■ Written instruction ■
Everything from the line with "Convert this chart" to the end of the data should be restated word for word, and nothing before it.

■ Data listing ■
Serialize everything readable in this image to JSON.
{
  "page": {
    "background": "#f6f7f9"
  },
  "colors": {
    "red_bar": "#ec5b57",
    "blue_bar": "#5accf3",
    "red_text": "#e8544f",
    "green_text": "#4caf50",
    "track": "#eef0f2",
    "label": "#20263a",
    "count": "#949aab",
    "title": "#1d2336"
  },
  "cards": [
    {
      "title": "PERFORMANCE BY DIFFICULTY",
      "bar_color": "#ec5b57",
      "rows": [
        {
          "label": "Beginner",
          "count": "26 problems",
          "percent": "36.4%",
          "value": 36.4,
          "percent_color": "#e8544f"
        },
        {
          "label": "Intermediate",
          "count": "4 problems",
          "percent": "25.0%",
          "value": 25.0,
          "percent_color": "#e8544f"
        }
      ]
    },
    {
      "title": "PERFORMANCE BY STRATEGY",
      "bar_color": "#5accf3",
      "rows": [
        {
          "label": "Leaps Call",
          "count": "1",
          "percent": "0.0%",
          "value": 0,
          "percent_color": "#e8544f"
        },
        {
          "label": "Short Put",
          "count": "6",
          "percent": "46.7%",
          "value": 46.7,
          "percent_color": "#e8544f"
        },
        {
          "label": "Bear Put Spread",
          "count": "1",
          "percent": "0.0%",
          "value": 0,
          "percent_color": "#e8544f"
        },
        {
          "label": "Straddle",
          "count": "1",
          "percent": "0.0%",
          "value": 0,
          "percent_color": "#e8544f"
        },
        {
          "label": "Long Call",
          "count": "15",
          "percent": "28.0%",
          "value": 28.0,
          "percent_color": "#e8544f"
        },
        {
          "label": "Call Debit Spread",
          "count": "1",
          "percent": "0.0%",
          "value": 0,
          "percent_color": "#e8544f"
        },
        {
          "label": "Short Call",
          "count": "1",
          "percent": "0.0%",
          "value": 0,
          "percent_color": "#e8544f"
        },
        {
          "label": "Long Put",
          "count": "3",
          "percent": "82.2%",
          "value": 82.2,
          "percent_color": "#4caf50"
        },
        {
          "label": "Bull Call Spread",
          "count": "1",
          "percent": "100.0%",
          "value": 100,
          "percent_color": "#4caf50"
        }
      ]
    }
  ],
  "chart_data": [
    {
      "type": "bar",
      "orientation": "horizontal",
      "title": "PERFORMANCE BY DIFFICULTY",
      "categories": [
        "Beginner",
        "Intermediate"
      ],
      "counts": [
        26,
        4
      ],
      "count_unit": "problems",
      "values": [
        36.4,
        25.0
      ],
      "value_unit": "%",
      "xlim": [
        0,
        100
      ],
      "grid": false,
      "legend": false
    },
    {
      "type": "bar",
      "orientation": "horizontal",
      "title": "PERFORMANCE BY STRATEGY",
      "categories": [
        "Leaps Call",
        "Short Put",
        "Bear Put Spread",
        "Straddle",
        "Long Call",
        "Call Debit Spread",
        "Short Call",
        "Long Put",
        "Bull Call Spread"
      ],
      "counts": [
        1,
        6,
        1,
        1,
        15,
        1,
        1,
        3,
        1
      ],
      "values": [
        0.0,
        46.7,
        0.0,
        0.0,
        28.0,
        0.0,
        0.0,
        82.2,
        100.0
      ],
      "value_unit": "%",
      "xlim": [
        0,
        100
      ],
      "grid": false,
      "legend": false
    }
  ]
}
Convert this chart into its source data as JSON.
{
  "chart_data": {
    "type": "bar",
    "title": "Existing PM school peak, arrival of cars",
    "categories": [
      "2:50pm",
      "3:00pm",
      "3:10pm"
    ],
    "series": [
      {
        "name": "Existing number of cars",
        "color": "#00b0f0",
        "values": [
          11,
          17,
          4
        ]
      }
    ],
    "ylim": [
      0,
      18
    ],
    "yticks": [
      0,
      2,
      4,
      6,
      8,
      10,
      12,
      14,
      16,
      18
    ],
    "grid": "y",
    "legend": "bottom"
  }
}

■ Answer to this exercise ■
Convert this chart into its source data as JSON.
{
  "chart_data": {
    "type": "bar",
    "title": "Existing PM school peak, arrival of cars",
    "categories": [
      "2:50pm",
      "3:00pm",
      "3:10pm"
    ],
    "series": [
      {
        "name": "Existing number of cars",
        "color": "#00b0f0",
        "values": [
          11,
          17,
          4
        ]
      }
    ],
    "ylim": [
      0,
      18
    ],
    "yticks": [
      0,
      2,
      4,
      6,
      8,
      10,
      12,
      14,
      16,
      18
    ],
    "grid": "y",
    "legend": "bottom"
  }
}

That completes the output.